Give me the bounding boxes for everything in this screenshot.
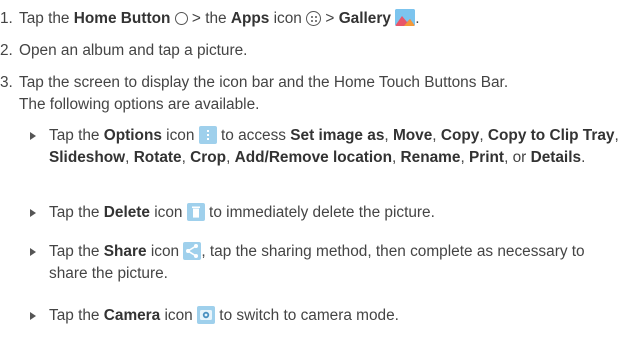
apps-grid-icon: [306, 11, 322, 26]
bullet-text: Tap the Share icon , tap the sharing met…: [49, 242, 585, 282]
step-number: 3.: [0, 74, 13, 91]
gallery-term: Gallery: [338, 10, 391, 27]
bullet-text: Tap the Camera icon to switch to camera …: [49, 306, 399, 324]
bullet-arrow-icon: [30, 312, 36, 320]
step-text: Open an album and tap a picture.: [19, 42, 248, 59]
bullet-arrow-icon: [30, 209, 36, 217]
bullet-arrow-icon: [30, 132, 36, 140]
step-number: 2.: [0, 42, 13, 59]
home-button-term: Home Button: [73, 10, 171, 27]
share-icon: [183, 242, 202, 260]
options-menu-icon: [198, 126, 217, 144]
camera-icon: [197, 306, 216, 324]
bullet-arrow-icon: [30, 248, 36, 256]
bullet-text: Tap the Options icon to access Set image…: [49, 126, 619, 166]
bullet-text: Tap the Delete icon to immediately delet…: [49, 203, 435, 221]
step-text: Tap the screen to display the icon bar a…: [19, 74, 509, 113]
trash-icon: [186, 203, 205, 221]
step-text: Tap the Home Button > the Apps icon > Ga…: [19, 9, 420, 27]
apps-term: Apps: [230, 10, 270, 27]
gallery-icon: [395, 9, 416, 26]
step-number: 1.: [0, 10, 13, 27]
circle-home-icon: [174, 12, 188, 25]
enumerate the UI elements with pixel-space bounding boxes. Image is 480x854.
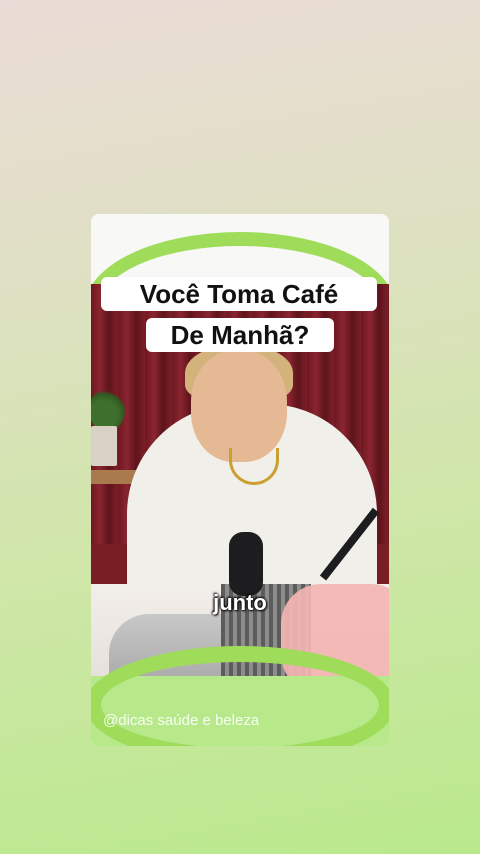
speaker-head — [191, 350, 287, 462]
microphone — [229, 532, 263, 596]
plant-pot — [91, 426, 117, 466]
channel-watermark: @dicas saúde e beleza — [103, 712, 260, 729]
video-title-line-1: Você Toma Café — [101, 277, 377, 311]
video-title-line-2: De Manhã? — [146, 318, 334, 352]
subtitle-caption: junto — [213, 590, 267, 615]
green-ring-decoration-bottom — [91, 646, 389, 746]
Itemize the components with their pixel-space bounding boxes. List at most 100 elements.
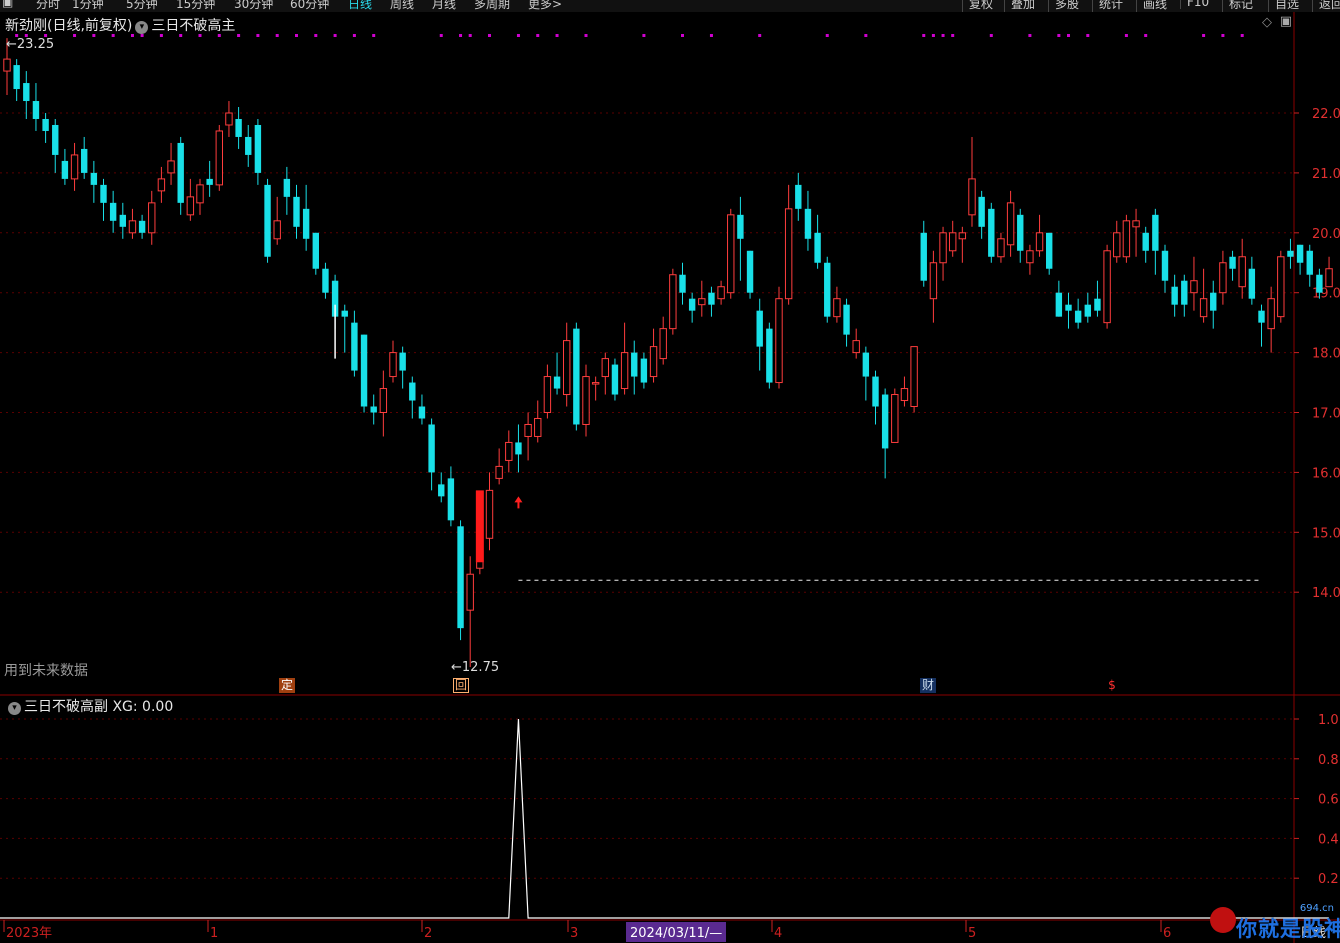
- hui-marker[interactable]: 回: [453, 678, 469, 693]
- candle-body: [1026, 250, 1034, 264]
- candle-body: [1094, 298, 1101, 311]
- diamond-icon[interactable]: ◇: [1262, 15, 1272, 30]
- candle-body: [447, 478, 455, 521]
- candle-body: [1258, 310, 1265, 323]
- indicator-tick-label: 0.4: [1318, 832, 1339, 847]
- price-tick-label: 17.0: [1312, 407, 1340, 422]
- xg-value: XG: 0.00: [112, 699, 174, 715]
- dollar-marker[interactable]: $: [1104, 678, 1120, 693]
- candle-body: [929, 262, 938, 300]
- cai-marker[interactable]: 财: [920, 678, 936, 693]
- candle-body: [920, 232, 927, 281]
- candle-body: [852, 340, 860, 354]
- candle-body: [1006, 202, 1015, 246]
- candle-body: [881, 394, 889, 449]
- candle-body: [264, 184, 271, 257]
- signal-dot: [468, 34, 472, 37]
- signal-dot: [1202, 34, 1206, 37]
- price-tick-label: 21.0: [1312, 167, 1340, 182]
- signal-dot: [864, 34, 868, 37]
- signal-dot: [314, 34, 318, 37]
- candle-body: [61, 160, 69, 179]
- watermark-text: 你就是股神: [1236, 917, 1340, 941]
- dropdown-icon[interactable]: ▾: [135, 21, 149, 34]
- candle-body: [119, 214, 126, 227]
- candle-body: [620, 352, 629, 390]
- candle-body: [177, 142, 184, 203]
- signal-dot: [941, 34, 945, 37]
- candle-body: [900, 388, 909, 402]
- time-tick-label: 6: [1163, 926, 1171, 941]
- signal-dot: [1028, 34, 1032, 37]
- signal-dot: [931, 34, 935, 37]
- candle-body: [1199, 298, 1208, 318]
- candle-body: [70, 154, 79, 180]
- candle-body: [245, 136, 252, 155]
- signal-dot: [536, 34, 540, 37]
- candle-body: [1248, 268, 1256, 299]
- high-price-label: ←23.25: [6, 37, 55, 52]
- candle-body: [649, 346, 658, 378]
- price-tick-label: 22.0: [1312, 107, 1340, 122]
- candle-body: [466, 573, 474, 611]
- signal-dot: [372, 34, 376, 37]
- candle-body: [862, 352, 870, 377]
- candle-body: [157, 178, 166, 192]
- candle-body: [833, 298, 841, 318]
- candle-body: [775, 298, 783, 384]
- candle-body: [727, 214, 735, 294]
- candle-body: [1084, 304, 1091, 317]
- candle-body: [186, 196, 195, 216]
- future-data-note: 用到未来数据: [4, 663, 88, 679]
- signal-dot: [825, 34, 829, 37]
- candle-body: [978, 196, 985, 227]
- signal-dot: [709, 34, 713, 37]
- time-tick-label: 5: [968, 926, 976, 941]
- candle-body: [3, 58, 11, 72]
- time-tick-label: 3: [570, 926, 578, 941]
- signal-dot: [1067, 34, 1070, 37]
- signal-dot: [275, 34, 279, 37]
- candle-body: [1190, 280, 1198, 294]
- candle-body: [1229, 256, 1236, 269]
- candle-body: [968, 178, 976, 216]
- candle-body: [81, 148, 88, 173]
- candle-body: [640, 358, 648, 383]
- kline-chart[interactable]: 22.021.020.019.018.017.016.015.014.01.00…: [0, 0, 1340, 943]
- candle-body: [814, 232, 821, 263]
- signal-dot: [439, 34, 443, 37]
- candle-body: [1171, 286, 1178, 305]
- indicator-tick-label: 0.8: [1318, 753, 1339, 768]
- signal-dot: [681, 34, 684, 37]
- indicator-title-bar: ▾ 三日不破高副 XG: 0.00: [5, 696, 173, 716]
- indicator-tick-label: 0.6: [1318, 793, 1339, 808]
- candle-body: [399, 352, 406, 371]
- low-price-label: ←12.75: [451, 660, 500, 675]
- indicator-name[interactable]: 三日不破高副: [24, 699, 108, 715]
- candle-body: [611, 364, 619, 395]
- signal-dot: [989, 34, 993, 37]
- candle-body: [495, 465, 503, 479]
- candle-body: [1306, 250, 1313, 275]
- signal-dot: [1240, 34, 1244, 37]
- watermark-site: 694.cn: [1299, 903, 1334, 914]
- candle-body: [196, 184, 204, 204]
- window-toggle-icon[interactable]: ▣: [1280, 14, 1292, 29]
- candle-body: [312, 232, 319, 269]
- candle-body: [148, 202, 156, 234]
- candle-body: [32, 101, 40, 119]
- candle-body: [52, 124, 59, 155]
- candle-body: [688, 298, 696, 311]
- main-indicator-name[interactable]: 三日不破高主: [151, 18, 235, 34]
- candle-body: [601, 358, 609, 378]
- candle-body: [1316, 274, 1323, 293]
- indicator-dropdown-icon[interactable]: ▾: [8, 702, 21, 715]
- candle-body: [341, 310, 348, 317]
- candle-body: [958, 232, 967, 240]
- candle-body: [370, 406, 377, 413]
- candle-body: [708, 292, 715, 305]
- candle-body: [1325, 268, 1333, 288]
- time-tick-label: 4: [774, 926, 782, 941]
- candle-body: [1113, 232, 1121, 258]
- ding-marker[interactable]: 定: [279, 678, 295, 693]
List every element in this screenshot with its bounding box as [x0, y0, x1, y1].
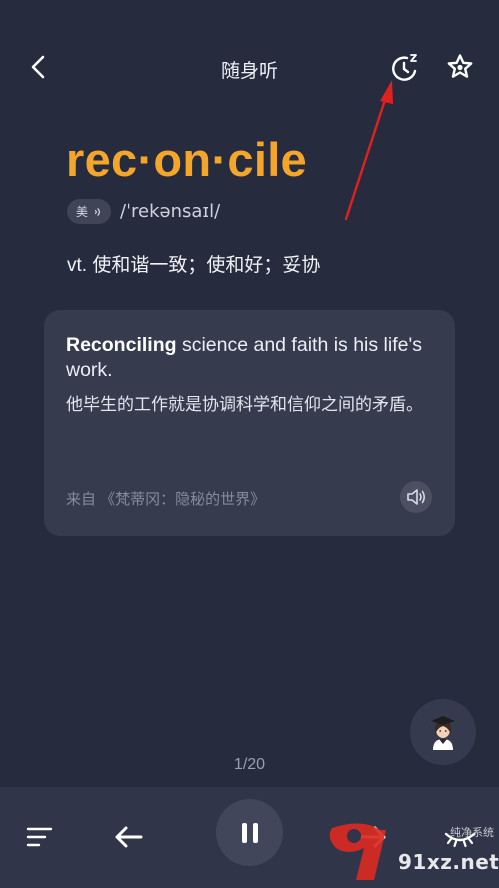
pronunciation-row: 美 /ˈrekənsaɪl/ — [67, 199, 220, 224]
example-card: Reconciling science and faith is his lif… — [44, 310, 455, 536]
playlist-button[interactable] — [25, 822, 55, 852]
accent-play-button[interactable]: 美 — [67, 199, 112, 224]
phonetic: /ˈrekənsaɪl/ — [120, 201, 221, 222]
watermark-label: 纯净系统 — [450, 827, 494, 839]
pause-button[interactable] — [216, 799, 283, 866]
previous-word-button[interactable] — [112, 820, 146, 854]
pause-icon — [241, 822, 258, 843]
example-speaker-button[interactable] — [400, 481, 432, 513]
sleep-timer-icon[interactable] — [388, 52, 420, 84]
example-source: 来自 《梵蒂冈：隐秘的世界》 — [66, 491, 266, 508]
accent-label: 美 — [76, 205, 89, 219]
definition: vt. 使和谐一致；使和好；妥协 — [67, 255, 321, 276]
speaker-icon — [407, 489, 426, 505]
page-title: 随身听 — [220, 61, 278, 82]
progress-indicator: 1/20 — [233, 756, 266, 773]
headword: rec·on·cile — [66, 133, 307, 186]
watermark-logo-icon — [329, 823, 386, 880]
example-highlight: Reconciling — [66, 334, 177, 356]
example-sentence: Reconciling science and faith is his lif… — [66, 333, 436, 383]
example-translation: 他毕生的工作就是协调科学和信仰之间的矛盾。 — [66, 395, 423, 414]
favorite-star-button[interactable] — [445, 52, 475, 82]
sound-wave-icon — [94, 207, 101, 216]
header: 随身听 — [0, 0, 499, 136]
site-watermark: 纯净系统 91xz.net — [326, 820, 499, 888]
watermark-text: 91xz.net — [398, 850, 499, 874]
avatar-icon — [431, 716, 455, 750]
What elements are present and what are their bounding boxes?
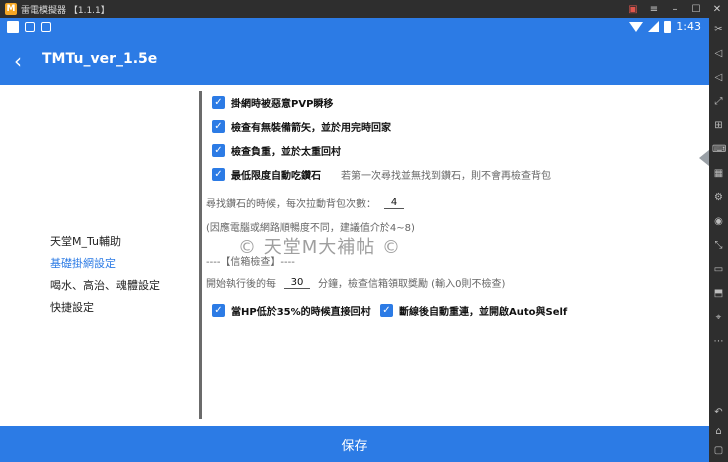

——————————

▶ STATED PROBLEM:
Set down, unchanged, the lines of the items starting with the line containing "pronunciation-row: 美 /ˈrekənsaɪl/" and going on through the line containing "accent-play-button[interactable]: 美 —", including both.

▶ TASK OUTPUT:
pronunciation-row: 美 /ˈrekənsaɪl/ — [67, 199, 220, 224]
example-card: Reconciling science and faith is his lif… — [44, 310, 455, 536]
playlist-button[interactable] — [25, 822, 55, 852]
accent-play-button[interactable]: 美 — [67, 199, 112, 224]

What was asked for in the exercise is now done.